═════ Data to use

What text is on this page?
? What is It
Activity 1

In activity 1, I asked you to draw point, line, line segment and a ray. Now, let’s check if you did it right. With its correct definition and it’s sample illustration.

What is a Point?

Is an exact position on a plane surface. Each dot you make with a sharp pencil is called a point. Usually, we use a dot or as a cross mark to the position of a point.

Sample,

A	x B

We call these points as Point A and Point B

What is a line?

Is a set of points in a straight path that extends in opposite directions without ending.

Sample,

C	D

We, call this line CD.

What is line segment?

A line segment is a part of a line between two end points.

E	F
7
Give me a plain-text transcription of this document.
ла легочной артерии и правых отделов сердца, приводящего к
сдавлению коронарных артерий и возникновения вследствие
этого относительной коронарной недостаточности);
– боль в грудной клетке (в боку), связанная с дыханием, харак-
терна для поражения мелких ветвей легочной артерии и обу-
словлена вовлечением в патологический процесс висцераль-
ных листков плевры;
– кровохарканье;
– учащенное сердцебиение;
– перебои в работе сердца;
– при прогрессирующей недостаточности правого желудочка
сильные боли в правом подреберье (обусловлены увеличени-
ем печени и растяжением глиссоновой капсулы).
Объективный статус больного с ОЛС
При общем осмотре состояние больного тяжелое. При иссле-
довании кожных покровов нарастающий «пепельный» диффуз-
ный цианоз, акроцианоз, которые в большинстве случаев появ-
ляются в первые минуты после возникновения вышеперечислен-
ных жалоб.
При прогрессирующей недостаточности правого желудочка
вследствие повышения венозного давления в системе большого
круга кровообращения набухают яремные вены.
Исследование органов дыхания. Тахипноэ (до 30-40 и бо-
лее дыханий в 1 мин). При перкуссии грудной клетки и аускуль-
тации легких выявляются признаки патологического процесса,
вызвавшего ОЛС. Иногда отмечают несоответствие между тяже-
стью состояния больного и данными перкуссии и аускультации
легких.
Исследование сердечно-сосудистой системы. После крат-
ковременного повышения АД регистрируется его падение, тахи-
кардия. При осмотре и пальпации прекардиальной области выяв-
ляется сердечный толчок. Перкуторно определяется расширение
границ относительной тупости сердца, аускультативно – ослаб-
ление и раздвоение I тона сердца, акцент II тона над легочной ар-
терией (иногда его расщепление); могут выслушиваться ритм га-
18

══════════

— Requirements —
Quote each line above in full, word for word.

— Exercise output —
What text is on this page?
? What is It
Activity 1

In activity 1, I asked you to draw point, line, line segment and a ray. Now, let’s check if you did it right. With its correct definition and it’s sample illustration.

What is a Point?

Is an exact position on a plane surface. Each dot you make with a sharp pencil is called a point. Usually, we use a dot or as a cross mark to the position of a point.

Sample,

A	x B

We call these points as Point A and Point B

What is a line?

Is a set of points in a straight path that extends in opposite directions without ending.

Sample,

C	D

We, call this line CD.

What is line segment?

A line segment is a part of a line between two end points.

E	F
7
Give me a plain-text transcription of this document.
ла легочной артерии и правых отделов сердца, приводящего к
сдавлению коронарных артерий и возникновения вследствие
этого относительной коронарной недостаточности);
– боль в грудной клетке (в боку), связанная с дыханием, харак-
терна для поражения мелких ветвей легочной артерии и обу-
словлена вовлечением в патологический процесс висцераль-
ных листков плевры;
– кровохарканье;
– учащенное сердцебиение;
– перебои в работе сердца;
– при прогрессирующей недостаточности правого желудочка
сильные боли в правом подреберье (обусловлены увеличени-
ем печени и растяжением глиссоновой капсулы).
Объективный статус больного с ОЛС
При общем осмотре состояние больного тяжелое. При иссле-
довании кожных покровов нарастающий «пепельный» диффуз-
ный цианоз, акроцианоз, которые в большинстве случаев появ-
ляются в первые минуты после возникновения вышеперечислен-
ных жалоб.
При прогрессирующей недостаточности правого желудочка
вследствие повышения венозного давления в системе большого
круга кровообращения набухают яремные вены.
Исследование органов дыхания. Тахипноэ (до 30-40 и бо-
лее дыханий в 1 мин). При перкуссии грудной клетки и аускуль-
тации легких выявляются признаки патологического процесса,
вызвавшего ОЛС. Иногда отмечают несоответствие между тяже-
стью состояния больного и данными перкуссии и аускультации
легких.
Исследование сердечно-сосудистой системы. После крат-
ковременного повышения АД регистрируется его падение, тахи-
кардия. При осмотре и пальпации прекардиальной области выяв-
ляется сердечный толчок. Перкуторно определяется расширение
границ относительной тупости сердца, аускультативно – ослаб-
ление и раздвоение I тона сердца, акцент II тона над легочной ар-
терией (иногда его расщепление); могут выслушиваться ритм га-
18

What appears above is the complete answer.